How many of the lines that follow contain the word "text"? Give only the number.

* Start *

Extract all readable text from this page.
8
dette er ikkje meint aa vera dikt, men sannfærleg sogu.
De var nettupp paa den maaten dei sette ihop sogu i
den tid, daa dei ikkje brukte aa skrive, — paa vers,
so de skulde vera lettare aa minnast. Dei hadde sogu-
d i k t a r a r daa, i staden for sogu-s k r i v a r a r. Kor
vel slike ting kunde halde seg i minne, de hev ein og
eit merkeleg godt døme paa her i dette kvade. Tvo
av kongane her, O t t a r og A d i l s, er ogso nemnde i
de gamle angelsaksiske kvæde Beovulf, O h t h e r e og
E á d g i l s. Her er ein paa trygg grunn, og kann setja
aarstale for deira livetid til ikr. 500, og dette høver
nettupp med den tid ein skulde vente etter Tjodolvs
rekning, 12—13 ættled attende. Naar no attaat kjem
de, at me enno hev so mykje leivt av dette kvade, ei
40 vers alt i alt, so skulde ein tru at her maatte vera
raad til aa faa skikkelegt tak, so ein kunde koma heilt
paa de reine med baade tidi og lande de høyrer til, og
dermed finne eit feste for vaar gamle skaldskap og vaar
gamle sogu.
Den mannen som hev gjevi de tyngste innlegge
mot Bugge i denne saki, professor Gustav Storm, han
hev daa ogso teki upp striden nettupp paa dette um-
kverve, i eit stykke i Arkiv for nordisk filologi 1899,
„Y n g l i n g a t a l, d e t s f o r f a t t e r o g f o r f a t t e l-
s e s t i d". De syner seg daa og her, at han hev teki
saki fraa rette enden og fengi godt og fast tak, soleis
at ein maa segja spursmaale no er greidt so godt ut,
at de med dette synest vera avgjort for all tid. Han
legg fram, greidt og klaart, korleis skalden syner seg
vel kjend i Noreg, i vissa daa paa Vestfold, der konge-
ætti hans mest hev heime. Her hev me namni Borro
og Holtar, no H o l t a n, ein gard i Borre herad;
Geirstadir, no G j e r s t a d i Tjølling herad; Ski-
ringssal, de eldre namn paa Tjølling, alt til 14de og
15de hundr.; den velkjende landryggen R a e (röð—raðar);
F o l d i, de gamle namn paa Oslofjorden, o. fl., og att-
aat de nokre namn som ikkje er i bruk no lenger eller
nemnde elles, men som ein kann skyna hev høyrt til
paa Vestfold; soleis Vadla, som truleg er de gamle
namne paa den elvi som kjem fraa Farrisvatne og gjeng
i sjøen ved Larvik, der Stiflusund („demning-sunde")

* End *
* Start *

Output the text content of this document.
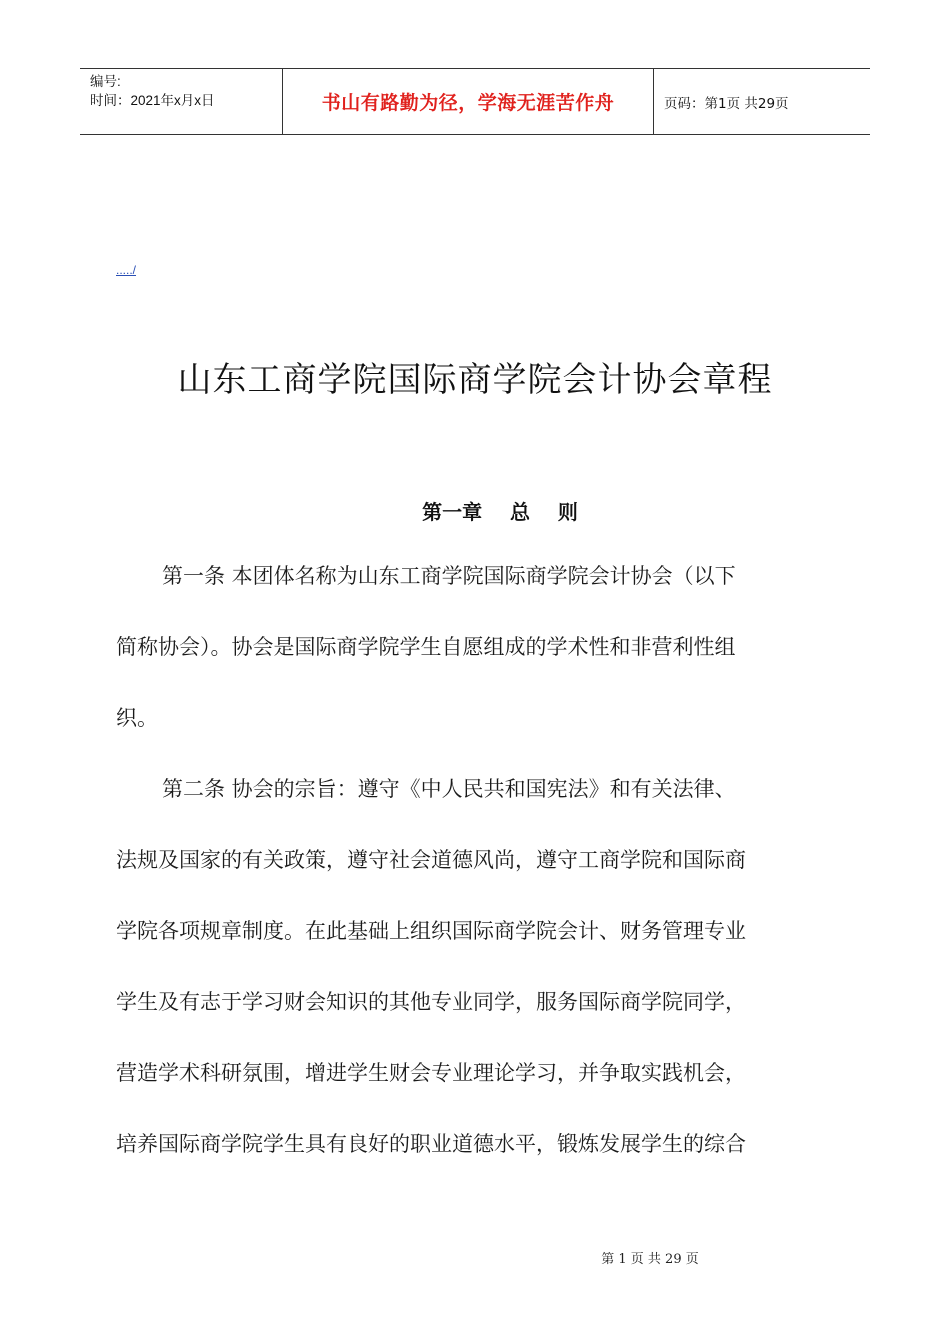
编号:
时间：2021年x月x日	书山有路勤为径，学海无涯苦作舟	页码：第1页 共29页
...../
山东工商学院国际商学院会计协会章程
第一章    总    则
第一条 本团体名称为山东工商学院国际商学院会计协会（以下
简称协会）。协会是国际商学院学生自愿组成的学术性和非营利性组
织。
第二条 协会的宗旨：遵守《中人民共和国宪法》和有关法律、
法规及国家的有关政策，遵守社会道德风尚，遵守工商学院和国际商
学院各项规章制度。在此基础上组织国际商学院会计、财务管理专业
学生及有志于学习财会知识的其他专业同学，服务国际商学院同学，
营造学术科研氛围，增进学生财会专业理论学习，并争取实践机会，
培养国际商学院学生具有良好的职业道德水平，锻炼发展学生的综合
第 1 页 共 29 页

* End *

• **RESULT OF THIS EXERCISE**: 2